▶ _What is needed_
Scan the listing and work out how many lines contain the word "comprise". Nothing but the number should be given.

(begin)

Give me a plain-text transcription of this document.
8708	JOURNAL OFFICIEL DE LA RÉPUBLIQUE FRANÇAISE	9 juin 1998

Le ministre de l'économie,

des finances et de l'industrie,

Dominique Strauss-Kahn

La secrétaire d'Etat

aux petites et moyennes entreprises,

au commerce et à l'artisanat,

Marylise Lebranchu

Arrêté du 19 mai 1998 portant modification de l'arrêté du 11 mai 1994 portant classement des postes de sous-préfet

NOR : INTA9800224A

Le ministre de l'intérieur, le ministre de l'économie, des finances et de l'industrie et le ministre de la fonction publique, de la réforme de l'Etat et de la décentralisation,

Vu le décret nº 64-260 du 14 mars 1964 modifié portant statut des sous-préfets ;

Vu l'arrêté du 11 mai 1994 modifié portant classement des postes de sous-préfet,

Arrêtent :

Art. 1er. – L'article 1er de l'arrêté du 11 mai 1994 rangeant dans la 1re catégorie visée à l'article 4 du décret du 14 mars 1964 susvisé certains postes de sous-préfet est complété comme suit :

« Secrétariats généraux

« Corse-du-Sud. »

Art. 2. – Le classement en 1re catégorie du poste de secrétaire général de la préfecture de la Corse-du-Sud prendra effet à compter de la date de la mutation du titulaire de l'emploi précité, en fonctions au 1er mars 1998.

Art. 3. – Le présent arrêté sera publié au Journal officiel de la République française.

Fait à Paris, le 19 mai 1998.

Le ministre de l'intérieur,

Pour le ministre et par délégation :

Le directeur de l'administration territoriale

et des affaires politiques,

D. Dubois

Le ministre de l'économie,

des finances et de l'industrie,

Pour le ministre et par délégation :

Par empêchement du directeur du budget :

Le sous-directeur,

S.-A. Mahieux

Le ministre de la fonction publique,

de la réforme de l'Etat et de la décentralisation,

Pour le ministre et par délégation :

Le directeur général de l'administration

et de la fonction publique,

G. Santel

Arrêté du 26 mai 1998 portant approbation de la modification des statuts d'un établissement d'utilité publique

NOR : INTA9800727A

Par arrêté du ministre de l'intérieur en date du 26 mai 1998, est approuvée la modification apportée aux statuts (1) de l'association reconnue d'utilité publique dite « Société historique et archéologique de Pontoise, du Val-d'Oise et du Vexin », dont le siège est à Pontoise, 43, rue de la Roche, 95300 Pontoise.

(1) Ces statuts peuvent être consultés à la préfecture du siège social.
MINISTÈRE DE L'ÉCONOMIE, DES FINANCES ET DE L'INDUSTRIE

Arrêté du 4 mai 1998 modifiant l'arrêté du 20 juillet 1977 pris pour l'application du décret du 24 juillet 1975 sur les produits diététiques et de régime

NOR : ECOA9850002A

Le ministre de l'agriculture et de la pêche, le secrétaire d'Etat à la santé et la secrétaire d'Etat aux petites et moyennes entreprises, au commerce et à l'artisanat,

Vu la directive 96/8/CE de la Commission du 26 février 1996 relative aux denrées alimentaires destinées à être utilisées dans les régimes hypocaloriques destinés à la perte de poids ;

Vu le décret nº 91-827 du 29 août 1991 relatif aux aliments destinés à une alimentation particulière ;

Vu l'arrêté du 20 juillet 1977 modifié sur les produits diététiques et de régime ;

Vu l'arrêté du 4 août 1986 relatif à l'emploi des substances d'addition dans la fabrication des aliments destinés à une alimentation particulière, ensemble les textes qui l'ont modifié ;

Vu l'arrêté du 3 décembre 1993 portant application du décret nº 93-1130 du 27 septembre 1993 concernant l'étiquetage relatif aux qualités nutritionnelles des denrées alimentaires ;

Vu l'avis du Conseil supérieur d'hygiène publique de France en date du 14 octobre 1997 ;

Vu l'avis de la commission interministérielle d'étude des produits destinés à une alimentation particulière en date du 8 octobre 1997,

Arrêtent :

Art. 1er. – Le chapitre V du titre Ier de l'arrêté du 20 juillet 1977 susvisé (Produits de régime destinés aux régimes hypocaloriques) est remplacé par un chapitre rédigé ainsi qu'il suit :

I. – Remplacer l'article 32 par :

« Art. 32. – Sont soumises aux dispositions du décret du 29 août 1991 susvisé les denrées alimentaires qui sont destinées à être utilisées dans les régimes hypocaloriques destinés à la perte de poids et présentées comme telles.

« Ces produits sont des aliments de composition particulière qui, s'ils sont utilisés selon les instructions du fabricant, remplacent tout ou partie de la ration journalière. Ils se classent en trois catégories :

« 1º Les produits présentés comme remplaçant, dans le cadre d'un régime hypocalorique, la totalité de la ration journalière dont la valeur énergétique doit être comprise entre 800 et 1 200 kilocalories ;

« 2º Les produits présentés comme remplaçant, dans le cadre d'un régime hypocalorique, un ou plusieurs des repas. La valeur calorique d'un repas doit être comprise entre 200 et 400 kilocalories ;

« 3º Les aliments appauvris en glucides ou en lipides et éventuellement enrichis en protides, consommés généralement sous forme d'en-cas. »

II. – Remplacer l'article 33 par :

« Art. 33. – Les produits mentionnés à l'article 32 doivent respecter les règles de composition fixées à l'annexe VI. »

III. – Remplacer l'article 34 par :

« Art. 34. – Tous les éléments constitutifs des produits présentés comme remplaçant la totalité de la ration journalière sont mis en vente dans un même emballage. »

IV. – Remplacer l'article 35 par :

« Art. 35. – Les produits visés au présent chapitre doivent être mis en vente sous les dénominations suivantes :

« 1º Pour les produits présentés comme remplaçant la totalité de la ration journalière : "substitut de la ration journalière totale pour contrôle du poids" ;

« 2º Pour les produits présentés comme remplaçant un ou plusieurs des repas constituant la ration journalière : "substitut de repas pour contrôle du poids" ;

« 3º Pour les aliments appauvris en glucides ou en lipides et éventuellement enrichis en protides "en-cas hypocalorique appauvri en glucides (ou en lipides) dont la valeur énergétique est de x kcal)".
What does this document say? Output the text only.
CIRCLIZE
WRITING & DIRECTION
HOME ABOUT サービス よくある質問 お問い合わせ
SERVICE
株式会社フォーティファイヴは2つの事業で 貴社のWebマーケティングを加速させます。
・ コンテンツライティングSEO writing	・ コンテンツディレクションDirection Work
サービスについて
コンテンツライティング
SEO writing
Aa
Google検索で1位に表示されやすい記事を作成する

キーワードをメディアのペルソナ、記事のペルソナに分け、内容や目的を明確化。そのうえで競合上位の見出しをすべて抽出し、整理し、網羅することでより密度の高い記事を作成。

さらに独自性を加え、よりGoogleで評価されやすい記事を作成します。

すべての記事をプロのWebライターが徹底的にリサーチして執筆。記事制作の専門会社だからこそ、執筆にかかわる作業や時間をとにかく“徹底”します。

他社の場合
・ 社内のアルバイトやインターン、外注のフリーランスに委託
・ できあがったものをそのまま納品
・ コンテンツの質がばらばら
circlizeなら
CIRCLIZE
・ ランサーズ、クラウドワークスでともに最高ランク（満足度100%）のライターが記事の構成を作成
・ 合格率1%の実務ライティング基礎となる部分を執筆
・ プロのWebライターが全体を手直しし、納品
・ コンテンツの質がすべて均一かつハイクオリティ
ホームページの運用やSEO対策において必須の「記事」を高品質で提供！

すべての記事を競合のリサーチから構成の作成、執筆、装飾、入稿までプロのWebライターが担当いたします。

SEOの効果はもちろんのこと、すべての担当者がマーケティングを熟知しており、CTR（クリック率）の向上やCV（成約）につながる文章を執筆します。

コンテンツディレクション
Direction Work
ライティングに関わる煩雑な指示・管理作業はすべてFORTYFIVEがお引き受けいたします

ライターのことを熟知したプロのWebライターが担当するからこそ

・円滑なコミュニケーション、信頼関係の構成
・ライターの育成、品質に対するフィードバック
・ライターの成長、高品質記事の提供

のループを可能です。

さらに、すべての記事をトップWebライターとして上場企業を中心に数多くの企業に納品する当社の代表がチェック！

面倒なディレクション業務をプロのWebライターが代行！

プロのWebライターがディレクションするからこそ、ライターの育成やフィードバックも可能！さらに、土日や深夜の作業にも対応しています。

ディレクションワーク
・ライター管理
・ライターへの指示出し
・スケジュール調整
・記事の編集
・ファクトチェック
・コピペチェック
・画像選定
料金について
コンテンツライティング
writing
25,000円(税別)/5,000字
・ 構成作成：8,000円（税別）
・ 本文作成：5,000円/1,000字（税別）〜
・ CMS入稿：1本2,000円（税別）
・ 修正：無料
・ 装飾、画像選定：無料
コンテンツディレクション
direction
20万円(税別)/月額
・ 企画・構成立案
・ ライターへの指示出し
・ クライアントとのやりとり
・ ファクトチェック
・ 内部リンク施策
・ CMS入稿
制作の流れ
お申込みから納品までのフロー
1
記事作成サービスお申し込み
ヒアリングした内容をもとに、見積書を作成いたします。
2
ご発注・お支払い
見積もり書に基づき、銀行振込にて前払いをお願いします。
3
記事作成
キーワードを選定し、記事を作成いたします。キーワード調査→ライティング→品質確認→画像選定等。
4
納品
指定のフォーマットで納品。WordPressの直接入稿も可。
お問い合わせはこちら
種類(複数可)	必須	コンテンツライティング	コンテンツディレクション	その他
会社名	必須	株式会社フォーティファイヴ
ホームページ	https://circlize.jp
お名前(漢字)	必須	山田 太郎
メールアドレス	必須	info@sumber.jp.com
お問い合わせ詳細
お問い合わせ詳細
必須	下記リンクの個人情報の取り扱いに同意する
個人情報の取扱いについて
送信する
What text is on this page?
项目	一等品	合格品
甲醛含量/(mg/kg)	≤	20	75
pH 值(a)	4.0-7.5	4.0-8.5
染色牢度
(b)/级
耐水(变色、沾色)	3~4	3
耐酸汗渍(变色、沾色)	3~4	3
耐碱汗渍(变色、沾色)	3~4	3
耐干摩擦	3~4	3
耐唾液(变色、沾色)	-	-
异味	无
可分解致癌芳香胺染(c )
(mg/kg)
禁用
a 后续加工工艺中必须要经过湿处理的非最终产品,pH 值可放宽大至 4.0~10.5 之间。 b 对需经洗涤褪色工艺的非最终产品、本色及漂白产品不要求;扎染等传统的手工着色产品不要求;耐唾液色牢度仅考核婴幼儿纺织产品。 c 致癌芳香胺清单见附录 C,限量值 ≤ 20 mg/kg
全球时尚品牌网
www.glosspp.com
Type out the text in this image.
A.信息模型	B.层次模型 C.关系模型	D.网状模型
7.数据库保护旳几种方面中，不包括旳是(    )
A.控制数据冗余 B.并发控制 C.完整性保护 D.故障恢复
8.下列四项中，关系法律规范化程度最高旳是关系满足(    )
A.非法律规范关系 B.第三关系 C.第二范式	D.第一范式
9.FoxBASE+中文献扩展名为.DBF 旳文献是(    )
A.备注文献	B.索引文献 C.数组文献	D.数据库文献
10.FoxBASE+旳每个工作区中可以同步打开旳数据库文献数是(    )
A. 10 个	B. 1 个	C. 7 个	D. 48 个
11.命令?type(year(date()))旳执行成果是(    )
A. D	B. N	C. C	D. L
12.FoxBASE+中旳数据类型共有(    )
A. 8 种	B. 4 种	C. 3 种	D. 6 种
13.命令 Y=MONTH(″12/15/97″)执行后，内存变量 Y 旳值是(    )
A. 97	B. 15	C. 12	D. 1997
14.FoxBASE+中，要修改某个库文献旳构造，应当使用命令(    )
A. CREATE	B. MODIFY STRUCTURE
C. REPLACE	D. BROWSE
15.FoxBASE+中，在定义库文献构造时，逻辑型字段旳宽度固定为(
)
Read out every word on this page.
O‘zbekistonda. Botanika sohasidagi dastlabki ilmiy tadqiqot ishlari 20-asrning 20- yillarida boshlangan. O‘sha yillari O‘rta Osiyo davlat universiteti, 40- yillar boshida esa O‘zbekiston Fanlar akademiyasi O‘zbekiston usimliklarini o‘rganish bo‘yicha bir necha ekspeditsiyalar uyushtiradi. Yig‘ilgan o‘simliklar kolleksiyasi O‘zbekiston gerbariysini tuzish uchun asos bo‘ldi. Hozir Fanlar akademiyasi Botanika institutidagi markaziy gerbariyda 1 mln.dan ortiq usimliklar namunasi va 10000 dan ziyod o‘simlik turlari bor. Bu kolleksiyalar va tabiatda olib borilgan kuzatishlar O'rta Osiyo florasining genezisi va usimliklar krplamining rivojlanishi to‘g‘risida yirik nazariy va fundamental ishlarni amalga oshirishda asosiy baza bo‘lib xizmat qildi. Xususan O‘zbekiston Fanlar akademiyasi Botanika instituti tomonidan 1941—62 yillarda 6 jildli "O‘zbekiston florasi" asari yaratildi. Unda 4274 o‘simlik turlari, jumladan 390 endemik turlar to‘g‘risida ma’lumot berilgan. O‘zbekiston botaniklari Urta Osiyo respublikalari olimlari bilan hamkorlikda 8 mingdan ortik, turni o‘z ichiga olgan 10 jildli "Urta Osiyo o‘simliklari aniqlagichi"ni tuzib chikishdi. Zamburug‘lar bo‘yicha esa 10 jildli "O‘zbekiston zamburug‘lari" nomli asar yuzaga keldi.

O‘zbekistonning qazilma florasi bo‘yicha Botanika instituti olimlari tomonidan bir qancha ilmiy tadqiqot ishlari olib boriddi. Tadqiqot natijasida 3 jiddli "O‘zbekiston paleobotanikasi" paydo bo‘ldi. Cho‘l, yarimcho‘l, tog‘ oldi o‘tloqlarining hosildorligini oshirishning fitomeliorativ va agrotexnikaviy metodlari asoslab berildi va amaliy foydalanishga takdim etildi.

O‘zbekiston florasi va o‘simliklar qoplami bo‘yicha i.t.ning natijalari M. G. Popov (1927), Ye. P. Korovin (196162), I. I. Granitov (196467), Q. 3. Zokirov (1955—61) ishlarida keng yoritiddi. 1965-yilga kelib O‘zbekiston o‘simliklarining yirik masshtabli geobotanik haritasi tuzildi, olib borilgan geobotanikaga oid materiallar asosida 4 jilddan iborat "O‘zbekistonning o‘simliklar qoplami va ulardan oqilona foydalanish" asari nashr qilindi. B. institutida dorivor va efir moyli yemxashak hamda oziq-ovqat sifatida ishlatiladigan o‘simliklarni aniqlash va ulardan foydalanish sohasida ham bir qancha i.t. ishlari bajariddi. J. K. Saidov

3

(end)

▶ _Task result_
2